GIVEN INSTRUCTION — The complete listing should be restated exactly.

======== DATASET

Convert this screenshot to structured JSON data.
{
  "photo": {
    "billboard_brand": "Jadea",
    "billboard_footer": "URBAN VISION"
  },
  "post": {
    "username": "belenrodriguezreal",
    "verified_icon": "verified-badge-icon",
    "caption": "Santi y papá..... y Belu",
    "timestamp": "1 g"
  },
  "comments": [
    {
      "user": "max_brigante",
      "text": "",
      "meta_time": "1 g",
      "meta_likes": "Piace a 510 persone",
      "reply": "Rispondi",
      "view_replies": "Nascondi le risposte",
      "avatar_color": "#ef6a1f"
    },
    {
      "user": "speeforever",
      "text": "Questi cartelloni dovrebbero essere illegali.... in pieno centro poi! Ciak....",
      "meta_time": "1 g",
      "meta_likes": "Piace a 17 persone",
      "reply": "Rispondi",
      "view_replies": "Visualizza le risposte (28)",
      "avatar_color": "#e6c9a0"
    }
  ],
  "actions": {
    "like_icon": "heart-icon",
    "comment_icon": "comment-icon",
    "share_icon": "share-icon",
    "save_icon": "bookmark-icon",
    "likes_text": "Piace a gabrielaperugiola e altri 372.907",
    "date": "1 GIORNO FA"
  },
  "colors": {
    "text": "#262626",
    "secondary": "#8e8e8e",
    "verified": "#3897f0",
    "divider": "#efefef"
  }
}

================

EXERCISE SOLUTION —
Convert this screenshot to structured JSON data.
{
  "photo": {
    "billboard_brand": "Jadea",
    "billboard_footer": "URBAN VISION"
  },
  "post": {
    "username": "belenrodriguezreal",
    "verified_icon": "verified-badge-icon",
    "caption": "Santi y papá..... y Belu",
    "timestamp": "1 g"
  },
  "comments": [
    {
      "user": "max_brigante",
      "text": "",
      "meta_time": "1 g",
      "meta_likes": "Piace a 510 persone",
      "reply": "Rispondi",
      "view_replies": "Nascondi le risposte",
      "avatar_color": "#ef6a1f"
    },
    {
      "user": "speeforever",
      "text": "Questi cartelloni dovrebbero essere illegali.... in pieno centro poi! Ciak....",
      "meta_time": "1 g",
      "meta_likes": "Piace a 17 persone",
      "reply": "Rispondi",
      "view_replies": "Visualizza le risposte (28)",
      "avatar_color": "#e6c9a0"
    }
  ],
  "actions": {
    "like_icon": "heart-icon",
    "comment_icon": "comment-icon",
    "share_icon": "share-icon",
    "save_icon": "bookmark-icon",
    "likes_text": "Piace a gabrielaperugiola e altri 372.907",
    "date": "1 GIORNO FA"
  },
  "colors": {
    "text": "#262626",
    "secondary": "#8e8e8e",
    "verified": "#3897f0",
    "divider": "#efefef"
  }
}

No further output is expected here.